Look through the listing below and report how many lines contain "GRAND", as a bare number.

**EXCERPTED DATA**.
• • • • •
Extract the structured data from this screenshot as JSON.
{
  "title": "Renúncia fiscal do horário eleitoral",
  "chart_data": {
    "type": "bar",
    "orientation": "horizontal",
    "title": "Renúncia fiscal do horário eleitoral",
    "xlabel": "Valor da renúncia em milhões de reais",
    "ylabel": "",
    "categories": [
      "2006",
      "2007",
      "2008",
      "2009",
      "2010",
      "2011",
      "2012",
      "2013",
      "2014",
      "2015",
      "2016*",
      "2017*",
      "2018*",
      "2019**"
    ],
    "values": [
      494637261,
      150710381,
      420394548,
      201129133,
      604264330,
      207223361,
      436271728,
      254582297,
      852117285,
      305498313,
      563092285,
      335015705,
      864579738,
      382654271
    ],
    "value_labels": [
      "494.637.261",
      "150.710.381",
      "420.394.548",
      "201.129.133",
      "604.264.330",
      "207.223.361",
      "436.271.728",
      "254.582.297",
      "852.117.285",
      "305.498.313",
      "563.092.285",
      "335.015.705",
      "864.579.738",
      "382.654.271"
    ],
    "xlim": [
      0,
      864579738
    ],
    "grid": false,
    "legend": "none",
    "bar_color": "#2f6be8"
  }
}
• • • • •
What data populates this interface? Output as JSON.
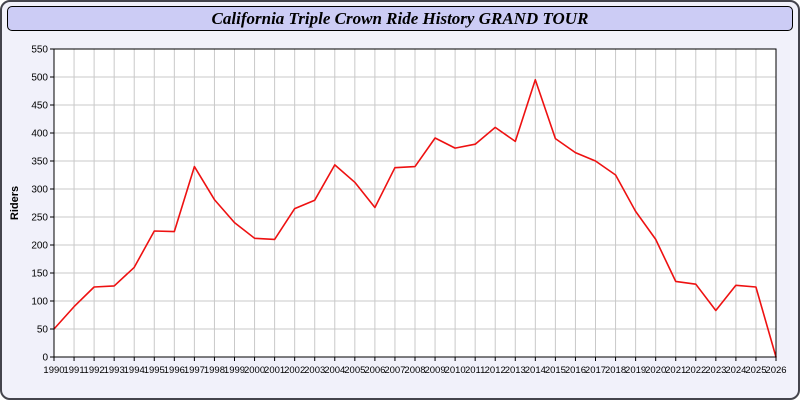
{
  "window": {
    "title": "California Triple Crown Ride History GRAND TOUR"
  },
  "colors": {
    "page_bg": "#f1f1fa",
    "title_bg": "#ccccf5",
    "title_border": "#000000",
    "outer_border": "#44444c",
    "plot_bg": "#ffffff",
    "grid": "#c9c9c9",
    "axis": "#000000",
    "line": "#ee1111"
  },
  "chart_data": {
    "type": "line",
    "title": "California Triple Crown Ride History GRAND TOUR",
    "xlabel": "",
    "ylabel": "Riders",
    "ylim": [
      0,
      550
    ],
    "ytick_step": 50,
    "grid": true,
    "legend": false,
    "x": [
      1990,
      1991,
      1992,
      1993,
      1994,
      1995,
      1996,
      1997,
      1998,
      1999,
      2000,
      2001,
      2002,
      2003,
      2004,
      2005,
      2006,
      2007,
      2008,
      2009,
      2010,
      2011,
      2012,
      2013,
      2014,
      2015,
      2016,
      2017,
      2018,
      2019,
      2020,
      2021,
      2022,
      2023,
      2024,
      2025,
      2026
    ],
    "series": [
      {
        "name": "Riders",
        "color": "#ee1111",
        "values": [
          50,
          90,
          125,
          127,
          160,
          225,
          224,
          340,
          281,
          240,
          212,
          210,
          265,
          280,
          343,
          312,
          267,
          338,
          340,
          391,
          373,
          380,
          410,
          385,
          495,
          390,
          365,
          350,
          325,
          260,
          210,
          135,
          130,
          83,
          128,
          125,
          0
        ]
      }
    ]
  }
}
• • • • •
**FINAL ANSWER**.
2